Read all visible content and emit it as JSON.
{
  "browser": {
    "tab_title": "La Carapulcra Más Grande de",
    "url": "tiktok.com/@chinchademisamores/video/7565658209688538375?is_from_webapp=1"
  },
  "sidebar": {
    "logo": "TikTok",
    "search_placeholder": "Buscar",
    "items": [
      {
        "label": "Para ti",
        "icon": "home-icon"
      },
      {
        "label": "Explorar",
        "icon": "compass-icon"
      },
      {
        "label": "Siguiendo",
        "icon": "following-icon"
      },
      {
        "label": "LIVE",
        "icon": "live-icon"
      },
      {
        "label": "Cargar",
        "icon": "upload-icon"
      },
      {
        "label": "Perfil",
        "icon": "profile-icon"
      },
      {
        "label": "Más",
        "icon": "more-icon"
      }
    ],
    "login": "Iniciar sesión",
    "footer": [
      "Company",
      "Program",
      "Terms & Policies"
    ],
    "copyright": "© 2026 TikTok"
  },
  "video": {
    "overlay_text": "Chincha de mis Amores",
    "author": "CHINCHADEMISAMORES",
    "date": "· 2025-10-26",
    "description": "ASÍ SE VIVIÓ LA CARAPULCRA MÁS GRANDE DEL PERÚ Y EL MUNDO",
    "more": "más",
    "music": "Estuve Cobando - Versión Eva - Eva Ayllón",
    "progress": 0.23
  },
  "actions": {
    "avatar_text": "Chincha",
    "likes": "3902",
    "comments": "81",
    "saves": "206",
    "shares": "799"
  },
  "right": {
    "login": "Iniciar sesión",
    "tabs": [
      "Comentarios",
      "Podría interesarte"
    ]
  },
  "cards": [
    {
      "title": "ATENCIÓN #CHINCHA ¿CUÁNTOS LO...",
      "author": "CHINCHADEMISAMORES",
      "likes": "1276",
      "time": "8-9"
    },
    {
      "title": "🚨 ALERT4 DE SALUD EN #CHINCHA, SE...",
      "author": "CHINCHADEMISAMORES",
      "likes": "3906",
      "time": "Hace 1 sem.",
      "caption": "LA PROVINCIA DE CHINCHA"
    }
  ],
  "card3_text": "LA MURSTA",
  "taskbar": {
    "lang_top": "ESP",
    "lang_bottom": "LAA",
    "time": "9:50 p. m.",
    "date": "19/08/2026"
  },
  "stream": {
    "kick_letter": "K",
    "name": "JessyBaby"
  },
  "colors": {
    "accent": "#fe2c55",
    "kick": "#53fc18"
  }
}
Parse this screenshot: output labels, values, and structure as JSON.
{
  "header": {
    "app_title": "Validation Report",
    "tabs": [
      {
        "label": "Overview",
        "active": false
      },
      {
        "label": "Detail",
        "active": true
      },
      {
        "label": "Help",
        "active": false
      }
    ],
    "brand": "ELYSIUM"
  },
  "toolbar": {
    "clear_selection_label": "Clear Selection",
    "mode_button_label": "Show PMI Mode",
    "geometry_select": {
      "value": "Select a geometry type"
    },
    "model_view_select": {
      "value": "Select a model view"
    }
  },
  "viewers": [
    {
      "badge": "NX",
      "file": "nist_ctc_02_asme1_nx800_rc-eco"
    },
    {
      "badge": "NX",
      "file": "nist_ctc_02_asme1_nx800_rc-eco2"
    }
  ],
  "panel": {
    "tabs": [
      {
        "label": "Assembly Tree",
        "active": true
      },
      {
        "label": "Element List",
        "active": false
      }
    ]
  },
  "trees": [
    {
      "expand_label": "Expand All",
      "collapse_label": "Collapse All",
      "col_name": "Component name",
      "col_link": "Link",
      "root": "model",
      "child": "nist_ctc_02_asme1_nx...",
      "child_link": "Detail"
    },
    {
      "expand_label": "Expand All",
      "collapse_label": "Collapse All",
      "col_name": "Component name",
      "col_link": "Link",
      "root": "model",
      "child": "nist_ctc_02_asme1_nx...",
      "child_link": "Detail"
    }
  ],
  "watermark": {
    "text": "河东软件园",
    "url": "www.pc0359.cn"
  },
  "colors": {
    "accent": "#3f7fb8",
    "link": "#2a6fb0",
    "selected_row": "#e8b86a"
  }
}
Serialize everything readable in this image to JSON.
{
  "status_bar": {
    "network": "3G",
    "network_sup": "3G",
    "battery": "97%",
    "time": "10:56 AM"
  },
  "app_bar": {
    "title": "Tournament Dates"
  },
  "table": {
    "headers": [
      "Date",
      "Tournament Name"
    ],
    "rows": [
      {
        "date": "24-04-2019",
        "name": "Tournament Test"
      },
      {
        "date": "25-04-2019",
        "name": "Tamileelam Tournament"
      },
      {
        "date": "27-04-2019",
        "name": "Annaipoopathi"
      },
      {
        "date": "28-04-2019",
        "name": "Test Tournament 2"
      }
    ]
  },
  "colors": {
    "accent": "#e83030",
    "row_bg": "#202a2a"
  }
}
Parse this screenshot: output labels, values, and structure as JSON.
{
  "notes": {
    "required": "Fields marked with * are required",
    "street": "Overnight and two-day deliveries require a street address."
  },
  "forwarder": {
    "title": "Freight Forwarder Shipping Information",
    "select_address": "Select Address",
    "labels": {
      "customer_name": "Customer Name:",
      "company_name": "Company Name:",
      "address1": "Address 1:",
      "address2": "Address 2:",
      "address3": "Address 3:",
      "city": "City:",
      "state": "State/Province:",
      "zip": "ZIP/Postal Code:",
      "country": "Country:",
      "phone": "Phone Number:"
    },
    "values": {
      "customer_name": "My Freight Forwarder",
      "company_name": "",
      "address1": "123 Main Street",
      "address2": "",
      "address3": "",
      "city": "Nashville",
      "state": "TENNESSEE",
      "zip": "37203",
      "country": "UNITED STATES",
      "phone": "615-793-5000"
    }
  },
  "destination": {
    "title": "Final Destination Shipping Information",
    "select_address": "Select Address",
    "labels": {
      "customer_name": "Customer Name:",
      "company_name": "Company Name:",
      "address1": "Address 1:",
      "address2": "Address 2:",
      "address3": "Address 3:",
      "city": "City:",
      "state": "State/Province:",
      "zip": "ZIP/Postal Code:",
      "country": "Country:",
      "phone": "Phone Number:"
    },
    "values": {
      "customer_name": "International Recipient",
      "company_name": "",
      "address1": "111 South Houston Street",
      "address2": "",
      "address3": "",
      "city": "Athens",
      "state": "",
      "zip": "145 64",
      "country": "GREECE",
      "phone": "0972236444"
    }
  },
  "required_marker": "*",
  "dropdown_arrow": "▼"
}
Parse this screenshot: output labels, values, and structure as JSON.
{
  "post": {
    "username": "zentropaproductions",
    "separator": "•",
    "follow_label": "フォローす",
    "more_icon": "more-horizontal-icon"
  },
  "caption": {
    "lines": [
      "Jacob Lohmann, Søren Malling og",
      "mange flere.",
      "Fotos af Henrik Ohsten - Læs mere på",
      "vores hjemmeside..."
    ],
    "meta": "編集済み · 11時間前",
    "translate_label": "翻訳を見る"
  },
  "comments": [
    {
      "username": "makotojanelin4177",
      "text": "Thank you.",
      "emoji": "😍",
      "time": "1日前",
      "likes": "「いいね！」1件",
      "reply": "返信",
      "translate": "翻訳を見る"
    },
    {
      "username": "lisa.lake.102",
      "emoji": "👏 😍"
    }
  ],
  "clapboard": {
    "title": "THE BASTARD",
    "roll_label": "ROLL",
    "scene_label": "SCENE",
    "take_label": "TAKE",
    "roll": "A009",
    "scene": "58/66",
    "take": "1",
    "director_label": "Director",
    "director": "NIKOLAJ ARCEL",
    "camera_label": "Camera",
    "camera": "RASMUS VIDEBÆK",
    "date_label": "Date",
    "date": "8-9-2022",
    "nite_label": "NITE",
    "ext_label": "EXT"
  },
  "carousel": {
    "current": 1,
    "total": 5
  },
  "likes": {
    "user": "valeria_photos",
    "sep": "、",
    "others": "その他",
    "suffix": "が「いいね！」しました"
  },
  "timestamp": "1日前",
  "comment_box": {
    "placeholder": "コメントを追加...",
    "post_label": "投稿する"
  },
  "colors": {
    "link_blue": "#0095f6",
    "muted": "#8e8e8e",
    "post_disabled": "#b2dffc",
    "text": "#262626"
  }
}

EXERCISE INSTRUCTIONS »
Check every line of the data, and copy the ones that contain "Information".

WRITTEN RESPONSE »
    "title": "Freight Forwarder Shipping Information",
    "title": "Final Destination Shipping Information",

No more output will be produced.